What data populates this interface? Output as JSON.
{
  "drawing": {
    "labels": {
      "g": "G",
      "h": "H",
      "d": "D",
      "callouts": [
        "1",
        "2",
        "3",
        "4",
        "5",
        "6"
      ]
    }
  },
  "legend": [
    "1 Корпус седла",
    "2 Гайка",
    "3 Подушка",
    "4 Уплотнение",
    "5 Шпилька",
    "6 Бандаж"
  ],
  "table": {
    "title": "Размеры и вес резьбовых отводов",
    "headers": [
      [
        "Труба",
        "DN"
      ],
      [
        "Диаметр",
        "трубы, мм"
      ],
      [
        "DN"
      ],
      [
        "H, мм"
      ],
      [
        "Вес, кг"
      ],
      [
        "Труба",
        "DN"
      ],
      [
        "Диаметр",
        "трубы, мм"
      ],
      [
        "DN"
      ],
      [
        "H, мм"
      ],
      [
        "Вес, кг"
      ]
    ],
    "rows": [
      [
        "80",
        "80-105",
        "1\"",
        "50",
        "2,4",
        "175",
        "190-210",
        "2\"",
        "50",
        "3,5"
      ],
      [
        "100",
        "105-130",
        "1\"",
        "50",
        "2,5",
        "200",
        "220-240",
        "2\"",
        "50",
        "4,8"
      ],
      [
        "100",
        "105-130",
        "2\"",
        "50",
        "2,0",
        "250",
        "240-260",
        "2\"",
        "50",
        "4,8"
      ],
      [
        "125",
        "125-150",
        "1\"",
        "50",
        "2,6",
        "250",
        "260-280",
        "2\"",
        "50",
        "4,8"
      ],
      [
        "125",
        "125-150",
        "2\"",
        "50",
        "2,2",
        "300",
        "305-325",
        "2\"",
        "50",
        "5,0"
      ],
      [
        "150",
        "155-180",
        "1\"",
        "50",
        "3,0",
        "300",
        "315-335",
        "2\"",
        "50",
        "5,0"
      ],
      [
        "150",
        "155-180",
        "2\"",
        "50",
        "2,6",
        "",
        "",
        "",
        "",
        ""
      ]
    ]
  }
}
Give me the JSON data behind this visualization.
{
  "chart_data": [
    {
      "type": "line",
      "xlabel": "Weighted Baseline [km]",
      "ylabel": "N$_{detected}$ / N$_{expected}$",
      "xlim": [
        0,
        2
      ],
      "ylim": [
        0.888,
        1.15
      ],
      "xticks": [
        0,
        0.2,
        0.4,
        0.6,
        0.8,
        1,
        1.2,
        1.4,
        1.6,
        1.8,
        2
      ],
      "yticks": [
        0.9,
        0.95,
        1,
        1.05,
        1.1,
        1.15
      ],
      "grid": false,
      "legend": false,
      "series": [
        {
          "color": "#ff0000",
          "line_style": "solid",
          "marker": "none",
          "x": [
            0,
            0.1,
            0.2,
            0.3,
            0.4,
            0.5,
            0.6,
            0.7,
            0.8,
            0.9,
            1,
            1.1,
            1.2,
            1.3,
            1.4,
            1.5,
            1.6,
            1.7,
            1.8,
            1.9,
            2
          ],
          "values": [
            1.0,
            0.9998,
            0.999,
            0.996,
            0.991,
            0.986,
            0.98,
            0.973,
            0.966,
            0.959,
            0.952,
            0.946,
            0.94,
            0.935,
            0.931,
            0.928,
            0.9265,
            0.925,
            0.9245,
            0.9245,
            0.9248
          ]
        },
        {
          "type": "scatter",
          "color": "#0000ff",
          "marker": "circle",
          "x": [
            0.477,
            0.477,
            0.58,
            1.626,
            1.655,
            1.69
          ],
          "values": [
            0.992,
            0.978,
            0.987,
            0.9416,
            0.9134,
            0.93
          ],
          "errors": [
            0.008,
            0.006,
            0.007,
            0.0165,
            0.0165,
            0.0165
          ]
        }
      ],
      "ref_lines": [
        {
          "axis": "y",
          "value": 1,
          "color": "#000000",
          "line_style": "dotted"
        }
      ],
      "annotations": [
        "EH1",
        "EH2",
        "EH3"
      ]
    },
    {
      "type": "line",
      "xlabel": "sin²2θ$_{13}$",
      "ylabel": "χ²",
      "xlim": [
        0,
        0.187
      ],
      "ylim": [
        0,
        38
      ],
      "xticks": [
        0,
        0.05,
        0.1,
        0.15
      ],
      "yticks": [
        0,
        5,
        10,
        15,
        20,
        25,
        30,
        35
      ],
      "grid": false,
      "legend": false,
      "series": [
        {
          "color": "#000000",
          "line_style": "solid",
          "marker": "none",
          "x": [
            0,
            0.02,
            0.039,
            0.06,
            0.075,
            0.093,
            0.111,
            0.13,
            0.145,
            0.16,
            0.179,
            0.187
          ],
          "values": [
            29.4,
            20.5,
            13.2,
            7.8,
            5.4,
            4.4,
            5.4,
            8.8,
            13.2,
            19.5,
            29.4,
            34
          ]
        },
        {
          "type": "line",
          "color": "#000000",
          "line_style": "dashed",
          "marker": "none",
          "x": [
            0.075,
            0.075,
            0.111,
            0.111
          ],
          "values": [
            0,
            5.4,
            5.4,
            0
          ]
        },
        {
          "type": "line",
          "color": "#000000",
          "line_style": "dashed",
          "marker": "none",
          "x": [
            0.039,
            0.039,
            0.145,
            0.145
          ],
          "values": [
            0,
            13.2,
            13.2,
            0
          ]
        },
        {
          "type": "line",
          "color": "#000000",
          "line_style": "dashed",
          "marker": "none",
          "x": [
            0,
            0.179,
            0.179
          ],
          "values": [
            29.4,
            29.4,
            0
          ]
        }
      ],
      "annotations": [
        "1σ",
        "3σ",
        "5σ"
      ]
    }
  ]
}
· · · · ·
* Your instructions: The entries above should be repeated exactly, every one of them.

* Response:
What data populates this interface? Output as JSON.
{
  "drawing": {
    "labels": {
      "g": "G",
      "h": "H",
      "d": "D",
      "callouts": [
        "1",
        "2",
        "3",
        "4",
        "5",
        "6"
      ]
    }
  },
  "legend": [
    "1 Корпус седла",
    "2 Гайка",
    "3 Подушка",
    "4 Уплотнение",
    "5 Шпилька",
    "6 Бандаж"
  ],
  "table": {
    "title": "Размеры и вес резьбовых отводов",
    "headers": [
      [
        "Труба",
        "DN"
      ],
      [
        "Диаметр",
        "трубы, мм"
      ],
      [
        "DN"
      ],
      [
        "H, мм"
      ],
      [
        "Вес, кг"
      ],
      [
        "Труба",
        "DN"
      ],
      [
        "Диаметр",
        "трубы, мм"
      ],
      [
        "DN"
      ],
      [
        "H, мм"
      ],
      [
        "Вес, кг"
      ]
    ],
    "rows": [
      [
        "80",
        "80-105",
        "1\"",
        "50",
        "2,4",
        "175",
        "190-210",
        "2\"",
        "50",
        "3,5"
      ],
      [
        "100",
        "105-130",
        "1\"",
        "50",
        "2,5",
        "200",
        "220-240",
        "2\"",
        "50",
        "4,8"
      ],
      [
        "100",
        "105-130",
        "2\"",
        "50",
        "2,0",
        "250",
        "240-260",
        "2\"",
        "50",
        "4,8"
      ],
      [
        "125",
        "125-150",
        "1\"",
        "50",
        "2,6",
        "250",
        "260-280",
        "2\"",
        "50",
        "4,8"
      ],
      [
        "125",
        "125-150",
        "2\"",
        "50",
        "2,2",
        "300",
        "305-325",
        "2\"",
        "50",
        "5,0"
      ],
      [
        "150",
        "155-180",
        "1\"",
        "50",
        "3,0",
        "300",
        "315-335",
        "2\"",
        "50",
        "5,0"
      ],
      [
        "150",
        "155-180",
        "2\"",
        "50",
        "2,6",
        "",
        "",
        "",
        "",
        ""
      ]
    ]
  }
}
Give me the JSON data behind this visualization.
{
  "chart_data": [
    {
      "type": "line",
      "xlabel": "Weighted Baseline [km]",
      "ylabel": "N$_{detected}$ / N$_{expected}$",
      "xlim": [
        0,
        2
      ],
      "ylim": [
        0.888,
        1.15
      ],
      "xticks": [
        0,
        0.2,
        0.4,
        0.6,
        0.8,
        1,
        1.2,
        1.4,
        1.6,
        1.8,
        2
      ],
      "yticks": [
        0.9,
        0.95,
        1,
        1.05,
        1.1,
        1.15
      ],
      "grid": false,
      "legend": false,
      "series": [
        {
          "color": "#ff0000",
          "line_style": "solid",
          "marker": "none",
          "x": [
            0,
            0.1,
            0.2,
            0.3,
            0.4,
            0.5,
            0.6,
            0.7,
            0.8,
            0.9,
            1,
            1.1,
            1.2,
            1.3,
            1.4,
            1.5,
            1.6,
            1.7,
            1.8,
            1.9,
            2
          ],
          "values": [
            1.0,
            0.9998,
            0.999,
            0.996,
            0.991,
            0.986,
            0.98,
            0.973,
            0.966,
            0.959,
            0.952,
            0.946,
            0.94,
            0.935,
            0.931,
            0.928,
            0.9265,
            0.925,
            0.9245,
            0.9245,
            0.9248
          ]
        },
        {
          "type": "scatter",
          "color": "#0000ff",
          "marker": "circle",
          "x": [
            0.477,
            0.477,
            0.58,
            1.626,
            1.655,
            1.69
          ],
          "values": [
            0.992,
            0.978,
            0.987,
            0.9416,
            0.9134,
            0.93
          ],
          "errors": [
            0.008,
            0.006,
            0.007,
            0.0165,
            0.0165,
            0.0165
          ]
        }
      ],
      "ref_lines": [
        {
          "axis": "y",
          "value": 1,
          "color": "#000000",
          "line_style": "dotted"
        }
      ],
      "annotations": [
        "EH1",
        "EH2",
        "EH3"
      ]
    },
    {
      "type": "line",
      "xlabel": "sin²2θ$_{13}$",
      "ylabel": "χ²",
      "xlim": [
        0,
        0.187
      ],
      "ylim": [
        0,
        38
      ],
      "xticks": [
        0,
        0.05,
        0.1,
        0.15
      ],
      "yticks": [
        0,
        5,
        10,
        15,
        20,
        25,
        30,
        35
      ],
      "grid": false,
      "legend": false,
      "series": [
        {
          "color": "#000000",
          "line_style": "solid",
          "marker": "none",
          "x": [
            0,
            0.02,
            0.039,
            0.06,
            0.075,
            0.093,
            0.111,
            0.13,
            0.145,
            0.16,
            0.179,
            0.187
          ],
          "values": [
            29.4,
            20.5,
            13.2,
            7.8,
            5.4,
            4.4,
            5.4,
            8.8,
            13.2,
            19.5,
            29.4,
            34
          ]
        },
        {
          "type": "line",
          "color": "#000000",
          "line_style": "dashed",
          "marker": "none",
          "x": [
            0.075,
            0.075,
            0.111,
            0.111
          ],
          "values": [
            0,
            5.4,
            5.4,
            0
          ]
        },
        {
          "type": "line",
          "color": "#000000",
          "line_style": "dashed",
          "marker": "none",
          "x": [
            0.039,
            0.039,
            0.145,
            0.145
          ],
          "values": [
            0,
            13.2,
            13.2,
            0
          ]
        },
        {
          "type": "line",
          "color": "#000000",
          "line_style": "dashed",
          "marker": "none",
          "x": [
            0,
            0.179,
            0.179
          ],
          "values": [
            29.4,
            29.4,
            0
          ]
        }
      ],
      "annotations": [
        "1σ",
        "3σ",
        "5σ"
      ]
    }
  ]
}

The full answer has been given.